• _PAGE EXTRACT_
•••
From Kolkata and the universe within Krishna’s mouth to Vermont and the pleasures of virtual prayer. A memoir and a video game.
1. Perimeter: Four Doors to Infinity
One day when the children were playing, they reported to Yashodha, “Krishna has eaten dirt.” Yashodha took Krishna by the hand and scolded him and said, “You naughty boy, why have you eaten dirt? These boys, your friends, and your elder brother say so.” “Mother, I have not eaten,” said Krishna. “They are all lying. If you believe them instead of me, look at my mouth yourself.” “Then, open up,” she said to the god, who had in play taken the form of a human child; and he opened his mouth.
Then she saw in his mouth the whole universe, with the far corners of the sky, and the wind, and lightning, and the orb of the Earth with its mountains and oceans, and the moon and stars, and space itself; and she saw her own village and herself. She became frightened and confused, thinking, “Is this a dream or an illusion fabricated by God? Or is it a delusion in my own mind? For God’s power of delusion inspires in me such false beliefs as ‘I exist,’ ‘This is my husband,’ ‘This is my son.’” When she had come to understand true reality in this way, God spread his magic illusion in the form of maternal love. Instantly Yashodha lost her memory of what had occurred. She took her son on her lap and was as she had been before, but her heart was flooded with even greater love for God, whom she regarded as her son.
—translated from the Bhagavad Purana, a tenth-century
by Wendy Doniger in The Implied Spider
At first, I knew Hinduism only as an extension of family life—full of order and chaos. Packed tight as atoms, transcendence, superstition, playful affection, and holy terror whirled about one another, clashing occasionally, like hanging temple bells purifying the wind. If Hinduism is the temple of civilization (as my great-grandfather loved to argue), then its daily pujas and seasonal Pujas are the candles, lamps, and fireworks that light up the altar.
At sunrise, like a martinet, before the city of Kolkata grew restive, my grandmother rang her hand bell; then she ground sandalwood into paste. With some of it she adorned our family pantheon, saving the rest for her cheeks. Fresh flowers were delivered along with the milk and reverently tossed at our idols. The day began. Commerce, gossip, traffic jams, cooking, and family feuds did, too.
•••
• _SUPPLIED MATERIAL_
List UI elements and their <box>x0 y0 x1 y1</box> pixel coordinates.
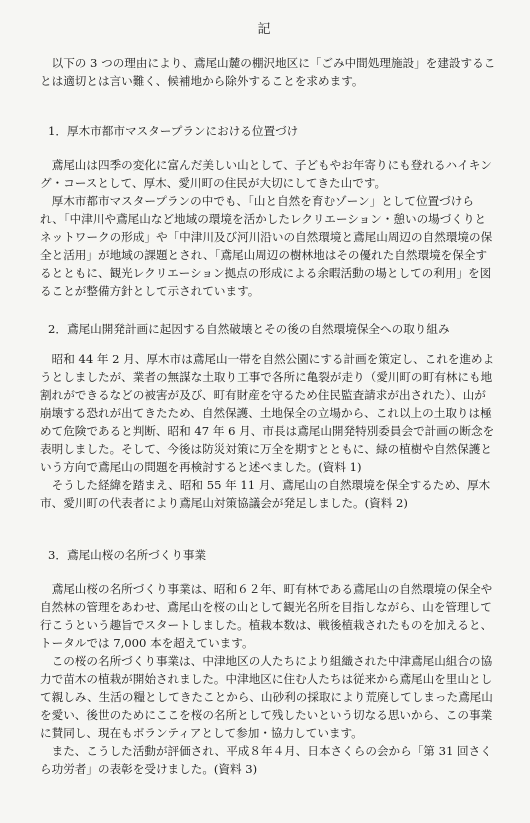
•••
• _PROBLEM DETAILS_
Continue the memoir extract about Hinduism and family life in Kolkata, starting after its last sentence. The data has no connection to the memoir extract about Krishna and Kolkata.

• _WRITTEN RESPONSE_
Everyone knew that on Thursdays between 2:30 and 5 p.m., subtle planetary movements rendered our own stirrings inauspicious; as the sun glared the world into submission, we loosened our pajama strings and fell into a deep sleep. These stupors were different from the siestas we took on other weekdays; on Thursday afternoons, we dared not do anything important, even in our dreams. Was it mere astrology, divine doctrine, or family predilection that also led to bans on trimming our nails after sunset and on learning to swim?
Every evening, when he sat down to eat, my grandfather put a tiny bit of food and water aside. He was a man of the world. He idealized the sixteenth-century Mughal emperor Akbar, cried when President Nixon, Mother Teresa, and Princess Diana died, and railed against Gandhi. As a young Communist enthralled with Subhas Chandra Bose, the Bengali nationalist who brought troops to support the Japanese during World War II, he had flung away his sacred thread. He still hated the stringy caste mark, with its pernicious branding of division. He never failed to feed our Brahmin ancestors, but toward the end of his life, when illness prevented him from carrying out annual rites for his father, he smiled and said, “By now he’s been reborn. He’s playing somewhere—he doesn’t need my devotions.”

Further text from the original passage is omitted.